## [MATERIAL PROVIDED]
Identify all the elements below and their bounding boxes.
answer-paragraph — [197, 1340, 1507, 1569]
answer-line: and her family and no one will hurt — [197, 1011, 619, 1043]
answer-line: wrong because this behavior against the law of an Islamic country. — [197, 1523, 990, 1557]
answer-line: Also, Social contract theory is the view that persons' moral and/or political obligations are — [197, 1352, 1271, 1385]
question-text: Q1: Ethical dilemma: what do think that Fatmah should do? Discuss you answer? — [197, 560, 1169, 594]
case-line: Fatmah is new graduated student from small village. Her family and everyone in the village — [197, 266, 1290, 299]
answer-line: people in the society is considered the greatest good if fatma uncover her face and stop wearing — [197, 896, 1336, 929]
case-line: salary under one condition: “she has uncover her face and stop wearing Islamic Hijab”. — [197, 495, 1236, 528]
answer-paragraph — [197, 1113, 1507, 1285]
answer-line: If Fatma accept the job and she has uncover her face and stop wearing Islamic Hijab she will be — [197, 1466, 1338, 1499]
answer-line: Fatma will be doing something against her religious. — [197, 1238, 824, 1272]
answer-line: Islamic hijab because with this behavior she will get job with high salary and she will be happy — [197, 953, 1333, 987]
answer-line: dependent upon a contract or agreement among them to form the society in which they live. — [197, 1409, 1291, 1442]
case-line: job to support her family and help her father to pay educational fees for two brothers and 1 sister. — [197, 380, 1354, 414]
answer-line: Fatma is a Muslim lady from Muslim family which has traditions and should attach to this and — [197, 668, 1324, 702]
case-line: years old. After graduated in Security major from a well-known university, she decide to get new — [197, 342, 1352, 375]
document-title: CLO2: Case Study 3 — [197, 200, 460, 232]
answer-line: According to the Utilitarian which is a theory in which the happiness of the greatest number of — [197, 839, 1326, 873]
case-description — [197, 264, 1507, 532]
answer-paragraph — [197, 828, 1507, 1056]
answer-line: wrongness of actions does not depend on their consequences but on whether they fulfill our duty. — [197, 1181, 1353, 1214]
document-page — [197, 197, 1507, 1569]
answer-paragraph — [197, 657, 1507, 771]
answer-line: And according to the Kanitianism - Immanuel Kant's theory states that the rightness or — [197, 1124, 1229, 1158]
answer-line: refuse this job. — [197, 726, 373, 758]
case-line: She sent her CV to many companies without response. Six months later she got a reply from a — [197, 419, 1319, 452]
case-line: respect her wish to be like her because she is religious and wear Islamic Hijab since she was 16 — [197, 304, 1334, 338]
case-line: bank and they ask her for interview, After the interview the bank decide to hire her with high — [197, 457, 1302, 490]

## [EXERCISE PROMPT]
Recast all the rows above as a Markdown table with the columns No. and Entry, giving each row its number and leaving out blank lines.

## [WRITTEN RESPONSE]
| No. | Entry |
|---|---|
| 1 | Identify all the elements below and their bounding boxes. |
| 2 | answer-paragraph — [197, 1340, 1507, 1569] |
| 3 | answer-line: and her family and no one will hurt — [197, 1011, 619, 1043] |
| 4 | answer-line: wrong because this behavior against the law of an Islamic country. — [197, 1523, 990, 1557] |
| 5 | answer-line: Also, Social contract theory is the view that persons' moral and/or political obligations are — [197, 1352, 1271, 1385] |
| 6 | question-text: Q1: Ethical dilemma: what do think that Fatmah should do? Discuss you answer? — [197, 560, 1169, 594] |
| 7 | case-line: Fatmah is new graduated student from small village. Her family and everyone in the village — [197, 266, 1290, 299] |
| 8 | answer-line: people in the society is considered the greatest good if fatma uncover her face and stop wearing — [197, 896, 1336, 929] |
| 9 | case-line: salary under one condition: “she has uncover her face and stop wearing Islamic Hijab”. — [197, 495, 1236, 528] |
| 10 | answer-paragraph — [197, 1113, 1507, 1285] |
| 11 | answer-line: If Fatma accept the job and she has uncover her face and stop wearing Islamic Hijab she will be — [197, 1466, 1338, 1499] |
| 12 | answer-line: Fatma will be doing something against her religious. — [197, 1238, 824, 1272] |
| 13 | answer-line: Islamic hijab because with this behavior she will get job with high salary and she will be happy — [197, 953, 1333, 987] |
| 14 | answer-line: dependent upon a contract or agreement among them to form the society in which they live. — [197, 1409, 1291, 1442] |
| 15 | case-line: job to support her family and help her father to pay educational fees for two brothers and 1 sister. — [197, 380, 1354, 414] |
| 16 | answer-line: Fatma is a Muslim lady from Muslim family which has traditions and should attach to this and — [197, 668, 1324, 702] |
| 17 | case-line: years old. After graduated in Security major from a well-known university, she decide to get new — [197, 342, 1352, 375] |
| 18 | document-title: CLO2: Case Study 3 — [197, 200, 460, 232] |
| 19 | answer-line: According to the Utilitarian which is a theory in which the happiness of the greatest number of — [197, 839, 1326, 873] |
| 20 | case-description — [197, 264, 1507, 532] |
| 21 | answer-paragraph — [197, 828, 1507, 1056] |
| 22 | answer-line: wrongness of actions does not depend on their consequences but on whether they fulfill our duty. — [197, 1181, 1353, 1214] |
| 23 | document-page — [197, 197, 1507, 1569] |
| 24 | answer-paragraph — [197, 657, 1507, 771] |
| 25 | answer-line: And according to the Kanitianism - Immanuel Kant's theory states that the rightness or — [197, 1124, 1229, 1158] |
| 26 | answer-line: refuse this job. — [197, 726, 373, 758] |
| 27 | case-line: She sent her CV to many companies without response. Six months later she got a reply from a — [197, 419, 1319, 452] |
| 28 | case-line: respect her wish to be like her because she is religious and wear Islamic Hijab since she was 16 — [197, 304, 1334, 338] |
| 29 | case-line: bank and they ask her for interview, After the interview the bank decide to hire her with high — [197, 457, 1302, 490] |